▶ [Dataset listings of figures]
-- start --

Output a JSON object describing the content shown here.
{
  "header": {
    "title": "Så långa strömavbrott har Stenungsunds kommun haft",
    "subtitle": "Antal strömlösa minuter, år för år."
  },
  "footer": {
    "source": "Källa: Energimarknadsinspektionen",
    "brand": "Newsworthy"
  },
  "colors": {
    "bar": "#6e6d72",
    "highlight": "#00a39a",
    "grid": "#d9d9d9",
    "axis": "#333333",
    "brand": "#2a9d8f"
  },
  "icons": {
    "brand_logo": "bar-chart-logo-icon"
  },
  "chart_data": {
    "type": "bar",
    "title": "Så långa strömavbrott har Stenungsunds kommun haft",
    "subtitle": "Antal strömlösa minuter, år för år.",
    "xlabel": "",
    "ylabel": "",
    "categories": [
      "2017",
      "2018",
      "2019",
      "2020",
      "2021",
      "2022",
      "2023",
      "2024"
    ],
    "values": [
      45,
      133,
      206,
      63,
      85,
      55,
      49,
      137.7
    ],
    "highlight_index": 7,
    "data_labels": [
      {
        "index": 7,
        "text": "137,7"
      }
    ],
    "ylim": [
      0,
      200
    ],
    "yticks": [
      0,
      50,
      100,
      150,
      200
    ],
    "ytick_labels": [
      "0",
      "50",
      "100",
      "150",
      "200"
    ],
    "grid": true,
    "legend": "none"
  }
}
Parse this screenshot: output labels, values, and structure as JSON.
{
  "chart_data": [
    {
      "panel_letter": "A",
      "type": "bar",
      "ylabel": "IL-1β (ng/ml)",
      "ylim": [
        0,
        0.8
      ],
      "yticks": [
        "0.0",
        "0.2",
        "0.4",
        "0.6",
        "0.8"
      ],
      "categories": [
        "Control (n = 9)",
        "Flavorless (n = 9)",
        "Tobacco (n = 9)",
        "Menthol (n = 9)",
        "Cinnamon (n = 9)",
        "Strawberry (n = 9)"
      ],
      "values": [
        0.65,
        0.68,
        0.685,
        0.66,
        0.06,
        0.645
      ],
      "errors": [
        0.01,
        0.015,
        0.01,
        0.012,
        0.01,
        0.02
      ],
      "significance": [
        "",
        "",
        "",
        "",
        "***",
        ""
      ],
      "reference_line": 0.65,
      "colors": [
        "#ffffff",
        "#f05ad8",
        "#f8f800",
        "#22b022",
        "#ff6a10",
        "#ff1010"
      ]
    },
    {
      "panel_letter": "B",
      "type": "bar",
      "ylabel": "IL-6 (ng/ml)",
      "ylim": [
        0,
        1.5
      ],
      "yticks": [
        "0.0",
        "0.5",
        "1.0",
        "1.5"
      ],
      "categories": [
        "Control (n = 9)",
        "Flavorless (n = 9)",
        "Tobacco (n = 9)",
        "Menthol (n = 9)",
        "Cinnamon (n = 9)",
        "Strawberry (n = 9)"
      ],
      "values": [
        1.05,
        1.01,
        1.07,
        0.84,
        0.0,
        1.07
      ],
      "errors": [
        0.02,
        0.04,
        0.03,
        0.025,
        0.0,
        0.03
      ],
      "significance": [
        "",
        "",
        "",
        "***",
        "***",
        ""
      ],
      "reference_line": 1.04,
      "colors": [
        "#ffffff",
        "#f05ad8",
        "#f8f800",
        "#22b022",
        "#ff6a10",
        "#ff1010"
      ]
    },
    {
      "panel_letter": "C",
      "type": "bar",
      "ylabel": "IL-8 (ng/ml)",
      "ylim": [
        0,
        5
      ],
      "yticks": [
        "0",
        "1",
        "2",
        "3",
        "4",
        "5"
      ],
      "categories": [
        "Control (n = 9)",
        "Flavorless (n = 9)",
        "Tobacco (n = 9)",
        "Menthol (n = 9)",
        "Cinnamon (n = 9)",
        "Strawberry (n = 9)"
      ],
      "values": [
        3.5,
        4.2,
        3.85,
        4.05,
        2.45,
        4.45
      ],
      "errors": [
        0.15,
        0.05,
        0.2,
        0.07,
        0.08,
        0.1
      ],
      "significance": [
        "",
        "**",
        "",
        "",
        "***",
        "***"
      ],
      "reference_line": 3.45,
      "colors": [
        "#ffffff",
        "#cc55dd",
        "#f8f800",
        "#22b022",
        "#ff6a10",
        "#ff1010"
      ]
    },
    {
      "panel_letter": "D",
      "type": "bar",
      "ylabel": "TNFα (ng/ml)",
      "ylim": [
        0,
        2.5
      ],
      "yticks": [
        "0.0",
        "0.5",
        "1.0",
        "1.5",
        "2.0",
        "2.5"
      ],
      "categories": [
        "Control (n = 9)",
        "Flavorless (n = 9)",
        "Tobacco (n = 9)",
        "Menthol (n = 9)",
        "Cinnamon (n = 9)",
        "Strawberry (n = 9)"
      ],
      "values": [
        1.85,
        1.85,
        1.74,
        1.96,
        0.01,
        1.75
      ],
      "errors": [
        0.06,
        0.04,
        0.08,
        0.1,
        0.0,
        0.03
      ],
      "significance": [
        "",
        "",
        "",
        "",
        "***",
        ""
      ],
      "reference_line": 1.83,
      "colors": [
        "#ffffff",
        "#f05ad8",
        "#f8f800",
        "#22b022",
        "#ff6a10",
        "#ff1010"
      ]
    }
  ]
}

-- end --

▶ [AIM] Your task is to give the records above again, exactly.

▶ [CORRECT ANSWER]
Output a JSON object describing the content shown here.
{
  "header": {
    "title": "Så långa strömavbrott har Stenungsunds kommun haft",
    "subtitle": "Antal strömlösa minuter, år för år."
  },
  "footer": {
    "source": "Källa: Energimarknadsinspektionen",
    "brand": "Newsworthy"
  },
  "colors": {
    "bar": "#6e6d72",
    "highlight": "#00a39a",
    "grid": "#d9d9d9",
    "axis": "#333333",
    "brand": "#2a9d8f"
  },
  "icons": {
    "brand_logo": "bar-chart-logo-icon"
  },
  "chart_data": {
    "type": "bar",
    "title": "Så långa strömavbrott har Stenungsunds kommun haft",
    "subtitle": "Antal strömlösa minuter, år för år.",
    "xlabel": "",
    "ylabel": "",
    "categories": [
      "2017",
      "2018",
      "2019",
      "2020",
      "2021",
      "2022",
      "2023",
      "2024"
    ],
    "values": [
      45,
      133,
      206,
      63,
      85,
      55,
      49,
      137.7
    ],
    "highlight_index": 7,
    "data_labels": [
      {
        "index": 7,
        "text": "137,7"
      }
    ],
    "ylim": [
      0,
      200
    ],
    "yticks": [
      0,
      50,
      100,
      150,
      200
    ],
    "ytick_labels": [
      "0",
      "50",
      "100",
      "150",
      "200"
    ],
    "grid": true,
    "legend": "none"
  }
}
Parse this screenshot: output labels, values, and structure as JSON.
{
  "chart_data": [
    {
      "panel_letter": "A",
      "type": "bar",
      "ylabel": "IL-1β (ng/ml)",
      "ylim": [
        0,
        0.8
      ],
      "yticks": [
        "0.0",
        "0.2",
        "0.4",
        "0.6",
        "0.8"
      ],
      "categories": [
        "Control (n = 9)",
        "Flavorless (n = 9)",
        "Tobacco (n = 9)",
        "Menthol (n = 9)",
        "Cinnamon (n = 9)",
        "Strawberry (n = 9)"
      ],
      "values": [
        0.65,
        0.68,
        0.685,
        0.66,
        0.06,
        0.645
      ],
      "errors": [
        0.01,
        0.015,
        0.01,
        0.012,
        0.01,
        0.02
      ],
      "significance": [
        "",
        "",
        "",
        "",
        "***",
        ""
      ],
      "reference_line": 0.65,
      "colors": [
        "#ffffff",
        "#f05ad8",
        "#f8f800",
        "#22b022",
        "#ff6a10",
        "#ff1010"
      ]
    },
    {
      "panel_letter": "B",
      "type": "bar",
      "ylabel": "IL-6 (ng/ml)",
      "ylim": [
        0,
        1.5
      ],
      "yticks": [
        "0.0",
        "0.5",
        "1.0",
        "1.5"
      ],
      "categories": [
        "Control (n = 9)",
        "Flavorless (n = 9)",
        "Tobacco (n = 9)",
        "Menthol (n = 9)",
        "Cinnamon (n = 9)",
        "Strawberry (n = 9)"
      ],
      "values": [
        1.05,
        1.01,
        1.07,
        0.84,
        0.0,
        1.07
      ],
      "errors": [
        0.02,
        0.04,
        0.03,
        0.025,
        0.0,
        0.03
      ],
      "significance": [
        "",
        "",
        "",
        "***",
        "***",
        ""
      ],
      "reference_line": 1.04,
      "colors": [
        "#ffffff",
        "#f05ad8",
        "#f8f800",
        "#22b022",
        "#ff6a10",
        "#ff1010"
      ]
    },
    {
      "panel_letter": "C",
      "type": "bar",
      "ylabel": "IL-8 (ng/ml)",
      "ylim": [
        0,
        5
      ],
      "yticks": [
        "0",
        "1",
        "2",
        "3",
        "4",
        "5"
      ],
      "categories": [
        "Control (n = 9)",
        "Flavorless (n = 9)",
        "Tobacco (n = 9)",
        "Menthol (n = 9)",
        "Cinnamon (n = 9)",
        "Strawberry (n = 9)"
      ],
      "values": [
        3.5,
        4.2,
        3.85,
        4.05,
        2.45,
        4.45
      ],
      "errors": [
        0.15,
        0.05,
        0.2,
        0.07,
        0.08,
        0.1
      ],
      "significance": [
        "",
        "**",
        "",
        "",
        "***",
        "***"
      ],
      "reference_line": 3.45,
      "colors": [
        "#ffffff",
        "#cc55dd",
        "#f8f800",
        "#22b022",
        "#ff6a10",
        "#ff1010"
      ]
    },
    {
      "panel_letter": "D",
      "type": "bar",
      "ylabel": "TNFα (ng/ml)",
      "ylim": [
        0,
        2.5
      ],
      "yticks": [
        "0.0",
        "0.5",
        "1.0",
        "1.5",
        "2.0",
        "2.5"
      ],
      "categories": [
        "Control (n = 9)",
        "Flavorless (n = 9)",
        "Tobacco (n = 9)",
        "Menthol (n = 9)",
        "Cinnamon (n = 9)",
        "Strawberry (n = 9)"
      ],
      "values": [
        1.85,
        1.85,
        1.74,
        1.96,
        0.01,
        1.75
      ],
      "errors": [
        0.06,
        0.04,
        0.08,
        0.1,
        0.0,
        0.03
      ],
      "significance": [
        "",
        "",
        "",
        "",
        "***",
        ""
      ],
      "reference_line": 1.83,
      "colors": [
        "#ffffff",
        "#f05ad8",
        "#f8f800",
        "#22b022",
        "#ff6a10",
        "#ff1010"
      ]
    }
  ]
}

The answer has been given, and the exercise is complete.